▸ Records from a collection of figures:

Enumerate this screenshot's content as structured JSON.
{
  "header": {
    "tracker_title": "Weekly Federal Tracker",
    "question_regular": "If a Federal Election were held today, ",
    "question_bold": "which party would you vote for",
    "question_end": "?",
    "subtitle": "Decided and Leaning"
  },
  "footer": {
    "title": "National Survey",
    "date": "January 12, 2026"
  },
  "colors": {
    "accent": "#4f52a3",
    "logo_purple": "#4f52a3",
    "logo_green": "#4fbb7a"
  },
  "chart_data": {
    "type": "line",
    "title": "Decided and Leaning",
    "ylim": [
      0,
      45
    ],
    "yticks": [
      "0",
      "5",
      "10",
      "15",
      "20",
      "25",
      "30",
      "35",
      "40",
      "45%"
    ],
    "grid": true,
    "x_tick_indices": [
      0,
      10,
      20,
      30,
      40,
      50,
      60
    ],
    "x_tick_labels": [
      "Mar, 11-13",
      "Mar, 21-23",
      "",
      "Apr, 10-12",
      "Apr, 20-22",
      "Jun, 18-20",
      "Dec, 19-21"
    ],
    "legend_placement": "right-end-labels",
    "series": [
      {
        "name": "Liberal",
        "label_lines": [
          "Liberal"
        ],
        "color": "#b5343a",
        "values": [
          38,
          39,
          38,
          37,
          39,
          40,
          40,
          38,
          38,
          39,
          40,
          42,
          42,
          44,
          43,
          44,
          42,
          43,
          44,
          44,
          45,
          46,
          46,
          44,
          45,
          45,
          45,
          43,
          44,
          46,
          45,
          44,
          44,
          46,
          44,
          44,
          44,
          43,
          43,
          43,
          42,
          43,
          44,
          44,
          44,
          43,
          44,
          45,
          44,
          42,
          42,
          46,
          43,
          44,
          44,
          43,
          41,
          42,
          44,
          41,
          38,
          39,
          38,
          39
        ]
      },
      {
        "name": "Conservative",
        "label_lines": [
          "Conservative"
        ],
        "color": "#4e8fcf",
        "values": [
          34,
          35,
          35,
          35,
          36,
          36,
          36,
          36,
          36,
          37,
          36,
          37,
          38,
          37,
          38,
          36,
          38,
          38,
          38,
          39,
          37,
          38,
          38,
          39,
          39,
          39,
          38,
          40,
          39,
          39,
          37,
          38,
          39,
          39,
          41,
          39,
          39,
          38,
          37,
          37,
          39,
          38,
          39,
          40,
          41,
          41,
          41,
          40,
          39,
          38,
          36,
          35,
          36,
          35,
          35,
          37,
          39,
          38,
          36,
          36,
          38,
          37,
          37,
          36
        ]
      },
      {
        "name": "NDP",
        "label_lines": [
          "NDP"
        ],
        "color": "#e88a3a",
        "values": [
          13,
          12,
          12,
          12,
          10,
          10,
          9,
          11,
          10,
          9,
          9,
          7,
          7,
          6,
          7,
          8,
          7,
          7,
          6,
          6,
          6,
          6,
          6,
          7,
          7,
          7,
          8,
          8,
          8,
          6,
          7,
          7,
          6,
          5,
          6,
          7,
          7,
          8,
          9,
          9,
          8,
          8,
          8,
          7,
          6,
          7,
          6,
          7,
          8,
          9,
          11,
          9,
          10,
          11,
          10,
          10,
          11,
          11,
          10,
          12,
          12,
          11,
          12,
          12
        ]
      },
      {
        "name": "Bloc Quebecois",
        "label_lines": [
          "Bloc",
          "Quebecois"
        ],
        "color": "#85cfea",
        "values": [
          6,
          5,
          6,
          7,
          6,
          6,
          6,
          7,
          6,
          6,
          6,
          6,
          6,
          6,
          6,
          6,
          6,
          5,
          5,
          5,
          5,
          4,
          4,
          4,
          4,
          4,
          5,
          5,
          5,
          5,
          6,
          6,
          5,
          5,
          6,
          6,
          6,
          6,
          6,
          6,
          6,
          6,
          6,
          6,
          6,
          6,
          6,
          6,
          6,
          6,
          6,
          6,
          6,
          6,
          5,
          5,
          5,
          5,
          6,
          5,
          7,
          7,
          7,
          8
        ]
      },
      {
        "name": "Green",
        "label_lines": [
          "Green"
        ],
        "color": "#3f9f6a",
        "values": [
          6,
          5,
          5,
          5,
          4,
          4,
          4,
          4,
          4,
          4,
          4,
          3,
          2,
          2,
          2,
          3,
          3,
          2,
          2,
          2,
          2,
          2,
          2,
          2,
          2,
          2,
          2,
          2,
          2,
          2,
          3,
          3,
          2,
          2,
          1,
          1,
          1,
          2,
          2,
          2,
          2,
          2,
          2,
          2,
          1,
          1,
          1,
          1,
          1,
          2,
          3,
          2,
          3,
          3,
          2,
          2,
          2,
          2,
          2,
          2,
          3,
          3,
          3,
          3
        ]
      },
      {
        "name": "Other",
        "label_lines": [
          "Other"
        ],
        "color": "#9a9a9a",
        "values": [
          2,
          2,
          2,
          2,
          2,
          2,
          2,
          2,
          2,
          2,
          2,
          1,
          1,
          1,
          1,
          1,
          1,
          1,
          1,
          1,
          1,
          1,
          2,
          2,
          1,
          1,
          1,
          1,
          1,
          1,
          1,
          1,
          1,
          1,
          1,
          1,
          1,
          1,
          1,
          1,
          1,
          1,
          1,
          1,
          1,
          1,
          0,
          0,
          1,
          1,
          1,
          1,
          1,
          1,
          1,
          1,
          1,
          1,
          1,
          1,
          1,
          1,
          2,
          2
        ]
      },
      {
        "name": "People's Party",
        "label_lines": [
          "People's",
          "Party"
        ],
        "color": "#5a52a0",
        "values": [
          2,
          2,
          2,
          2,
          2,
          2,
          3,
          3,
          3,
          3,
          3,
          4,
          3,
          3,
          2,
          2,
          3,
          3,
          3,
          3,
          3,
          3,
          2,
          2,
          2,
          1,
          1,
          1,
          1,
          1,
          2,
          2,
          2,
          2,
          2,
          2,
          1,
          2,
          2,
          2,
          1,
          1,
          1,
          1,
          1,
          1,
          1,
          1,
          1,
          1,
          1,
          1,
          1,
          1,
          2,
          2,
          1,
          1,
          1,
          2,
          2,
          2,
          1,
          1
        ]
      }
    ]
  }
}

▸ TASK GOAL: Faithfully transcribe the whole of the data.

▸ WRITTEN ANSWER:
Enumerate this screenshot's content as structured JSON.
{
  "header": {
    "tracker_title": "Weekly Federal Tracker",
    "question_regular": "If a Federal Election were held today, ",
    "question_bold": "which party would you vote for",
    "question_end": "?",
    "subtitle": "Decided and Leaning"
  },
  "footer": {
    "title": "National Survey",
    "date": "January 12, 2026"
  },
  "colors": {
    "accent": "#4f52a3",
    "logo_purple": "#4f52a3",
    "logo_green": "#4fbb7a"
  },
  "chart_data": {
    "type": "line",
    "title": "Decided and Leaning",
    "ylim": [
      0,
      45
    ],
    "yticks": [
      "0",
      "5",
      "10",
      "15",
      "20",
      "25",
      "30",
      "35",
      "40",
      "45%"
    ],
    "grid": true,
    "x_tick_indices": [
      0,
      10,
      20,
      30,
      40,
      50,
      60
    ],
    "x_tick_labels": [
      "Mar, 11-13",
      "Mar, 21-23",
      "",
      "Apr, 10-12",
      "Apr, 20-22",
      "Jun, 18-20",
      "Dec, 19-21"
    ],
    "legend_placement": "right-end-labels",
    "series": [
      {
        "name": "Liberal",
        "label_lines": [
          "Liberal"
        ],
        "color": "#b5343a",
        "values": [
          38,
          39,
          38,
          37,
          39,
          40,
          40,
          38,
          38,
          39,
          40,
          42,
          42,
          44,
          43,
          44,
          42,
          43,
          44,
          44,
          45,
          46,
          46,
          44,
          45,
          45,
          45,
          43,
          44,
          46,
          45,
          44,
          44,
          46,
          44,
          44,
          44,
          43,
          43,
          43,
          42,
          43,
          44,
          44,
          44,
          43,
          44,
          45,
          44,
          42,
          42,
          46,
          43,
          44,
          44,
          43,
          41,
          42,
          44,
          41,
          38,
          39,
          38,
          39
        ]
      },
      {
        "name": "Conservative",
        "label_lines": [
          "Conservative"
        ],
        "color": "#4e8fcf",
        "values": [
          34,
          35,
          35,
          35,
          36,
          36,
          36,
          36,
          36,
          37,
          36,
          37,
          38,
          37,
          38,
          36,
          38,
          38,
          38,
          39,
          37,
          38,
          38,
          39,
          39,
          39,
          38,
          40,
          39,
          39,
          37,
          38,
          39,
          39,
          41,
          39,
          39,
          38,
          37,
          37,
          39,
          38,
          39,
          40,
          41,
          41,
          41,
          40,
          39,
          38,
          36,
          35,
          36,
          35,
          35,
          37,
          39,
          38,
          36,
          36,
          38,
          37,
          37,
          36
        ]
      },
      {
        "name": "NDP",
        "label_lines": [
          "NDP"
        ],
        "color": "#e88a3a",
        "values": [
          13,
          12,
          12,
          12,
          10,
          10,
          9,
          11,
          10,
          9,
          9,
          7,
          7,
          6,
          7,
          8,
          7,
          7,
          6,
          6,
          6,
          6,
          6,
          7,
          7,
          7,
          8,
          8,
          8,
          6,
          7,
          7,
          6,
          5,
          6,
          7,
          7,
          8,
          9,
          9,
          8,
          8,
          8,
          7,
          6,
          7,
          6,
          7,
          8,
          9,
          11,
          9,
          10,
          11,
          10,
          10,
          11,
          11,
          10,
          12,
          12,
          11,
          12,
          12
        ]
      },
      {
        "name": "Bloc Quebecois",
        "label_lines": [
          "Bloc",
          "Quebecois"
        ],
        "color": "#85cfea",
        "values": [
          6,
          5,
          6,
          7,
          6,
          6,
          6,
          7,
          6,
          6,
          6,
          6,
          6,
          6,
          6,
          6,
          6,
          5,
          5,
          5,
          5,
          4,
          4,
          4,
          4,
          4,
          5,
          5,
          5,
          5,
          6,
          6,
          5,
          5,
          6,
          6,
          6,
          6,
          6,
          6,
          6,
          6,
          6,
          6,
          6,
          6,
          6,
          6,
          6,
          6,
          6,
          6,
          6,
          6,
          5,
          5,
          5,
          5,
          6,
          5,
          7,
          7,
          7,
          8
        ]
      },
      {
        "name": "Green",
        "label_lines": [
          "Green"
        ],
        "color": "#3f9f6a",
        "values": [
          6,
          5,
          5,
          5,
          4,
          4,
          4,
          4,
          4,
          4,
          4,
          3,
          2,
          2,
          2,
          3,
          3,
          2,
          2,
          2,
          2,
          2,
          2,
          2,
          2,
          2,
          2,
          2,
          2,
          2,
          3,
          3,
          2,
          2,
          1,
          1,
          1,
          2,
          2,
          2,
          2,
          2,
          2,
          2,
          1,
          1,
          1,
          1,
          1,
          2,
          3,
          2,
          3,
          3,
          2,
          2,
          2,
          2,
          2,
          2,
          3,
          3,
          3,
          3
        ]
      },
      {
        "name": "Other",
        "label_lines": [
          "Other"
        ],
        "color": "#9a9a9a",
        "values": [
          2,
          2,
          2,
          2,
          2,
          2,
          2,
          2,
          2,
          2,
          2,
          1,
          1,
          1,
          1,
          1,
          1,
          1,
          1,
          1,
          1,
          1,
          2,
          2,
          1,
          1,
          1,
          1,
          1,
          1,
          1,
          1,
          1,
          1,
          1,
          1,
          1,
          1,
          1,
          1,
          1,
          1,
          1,
          1,
          1,
          1,
          0,
          0,
          1,
          1,
          1,
          1,
          1,
          1,
          1,
          1,
          1,
          1,
          1,
          1,
          1,
          1,
          2,
          2
        ]
      },
      {
        "name": "People's Party",
        "label_lines": [
          "People's",
          "Party"
        ],
        "color": "#5a52a0",
        "values": [
          2,
          2,
          2,
          2,
          2,
          2,
          3,
          3,
          3,
          3,
          3,
          4,
          3,
          3,
          2,
          2,
          3,
          3,
          3,
          3,
          3,
          3,
          2,
          2,
          2,
          1,
          1,
          1,
          1,
          1,
          2,
          2,
          2,
          2,
          2,
          2,
          1,
          2,
          2,
          2,
          1,
          1,
          1,
          1,
          1,
          1,
          1,
          1,
          1,
          1,
          1,
          1,
          1,
          1,
          2,
          2,
          1,
          1,
          1,
          2,
          2,
          2,
          1,
          1
        ]
      }
    ]
  }
}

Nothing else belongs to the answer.